» Exercise instructions
Locate every line in the material below that has the word "JSON". Copy each of those lines.

··· Data shown ···

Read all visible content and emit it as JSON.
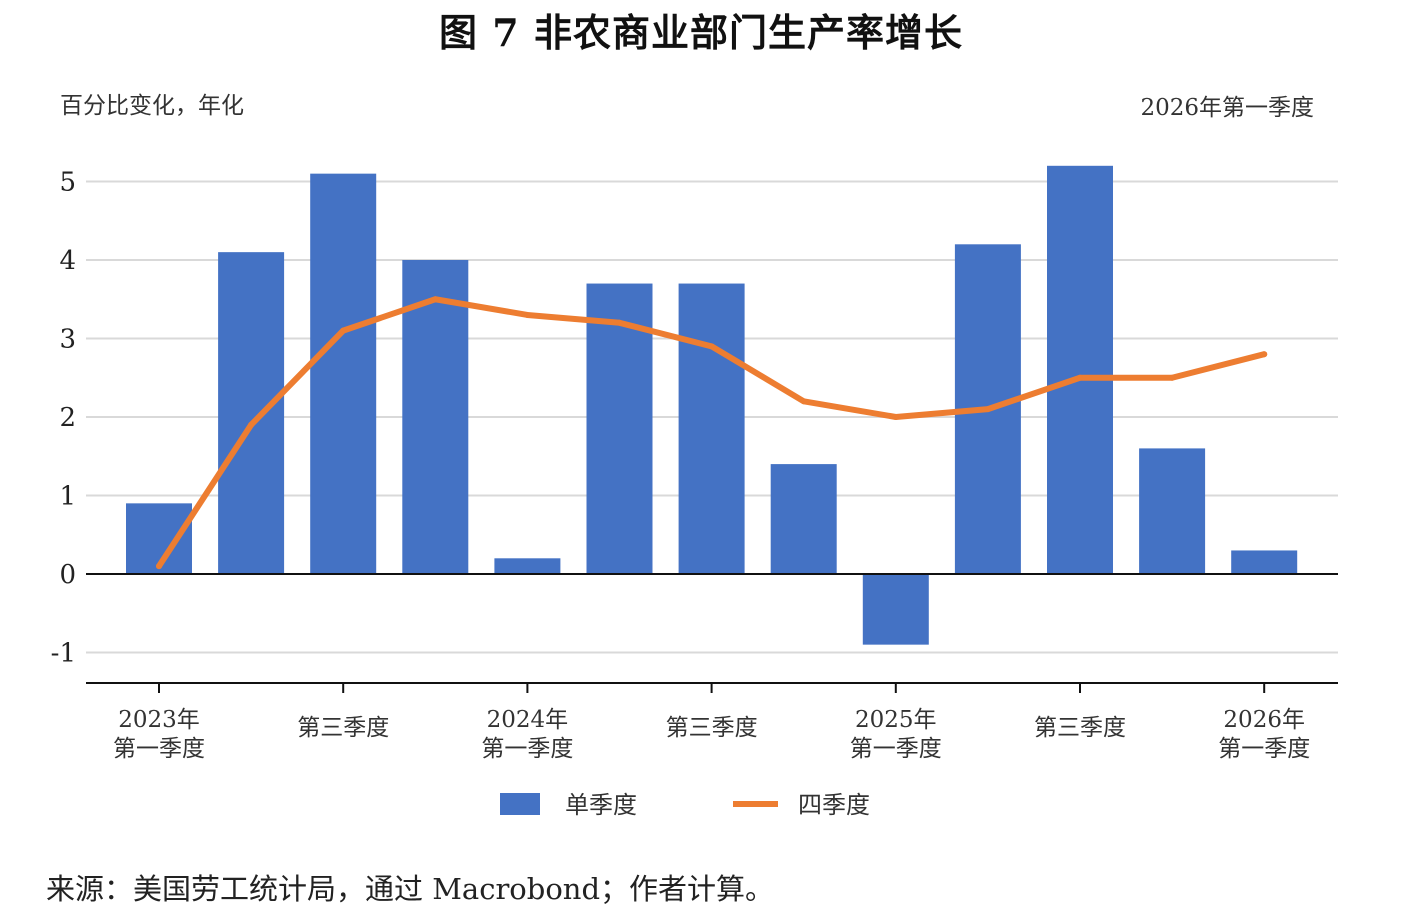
{
  "header": {
    "title": "图 7 非农商业部门生产率增长",
    "unit_label": "百分比变化，年化",
    "period_label": "2026年第一季度"
  },
  "footer": {
    "source": "来源：美国劳工统计局，通过 Macrobond；作者计算。"
  },
  "chart_data": {
    "type": "bar",
    "title": "图 7 非农商业部门生产率增长",
    "ylabel": "百分比变化，年化",
    "ylim": [
      -1.3,
      5.5
    ],
    "yticks": [
      -1,
      0,
      1,
      2,
      3,
      4,
      5
    ],
    "grid": true,
    "legend_position": "bottom",
    "categories": [
      "2023Q1",
      "2023Q2",
      "2023Q3",
      "2023Q4",
      "2024Q1",
      "2024Q2",
      "2024Q3",
      "2024Q4",
      "2025Q1",
      "2025Q2",
      "2025Q3",
      "2025Q4",
      "2026Q1"
    ],
    "x_tick_labels": [
      {
        "index": 0,
        "lines": [
          "2023年",
          "第一季度"
        ]
      },
      {
        "index": 2,
        "lines": [
          "第三季度"
        ]
      },
      {
        "index": 4,
        "lines": [
          "2024年",
          "第一季度"
        ]
      },
      {
        "index": 6,
        "lines": [
          "第三季度"
        ]
      },
      {
        "index": 8,
        "lines": [
          "2025年",
          "第一季度"
        ]
      },
      {
        "index": 10,
        "lines": [
          "第三季度"
        ]
      },
      {
        "index": 12,
        "lines": [
          "2026年",
          "第一季度"
        ]
      }
    ],
    "series": [
      {
        "name": "单季度",
        "type": "bar",
        "color": "#4472C4",
        "values": [
          0.9,
          4.1,
          5.1,
          4.0,
          0.2,
          3.7,
          3.7,
          1.4,
          -0.9,
          4.2,
          5.2,
          1.6,
          0.3
        ]
      },
      {
        "name": "四季度",
        "type": "line",
        "color": "#ED7D31",
        "values": [
          0.1,
          1.9,
          3.1,
          3.5,
          3.3,
          3.2,
          2.9,
          2.2,
          2.0,
          2.1,
          2.5,
          2.5,
          2.8
        ]
      }
    ]
  }
}
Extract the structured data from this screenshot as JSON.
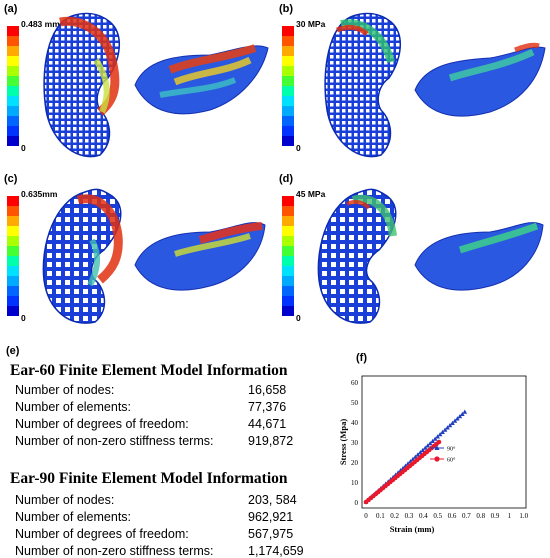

···

» Worked solution
Read all visible content and emit it as JSON.
Extract the structured data from this screenshot as JSON.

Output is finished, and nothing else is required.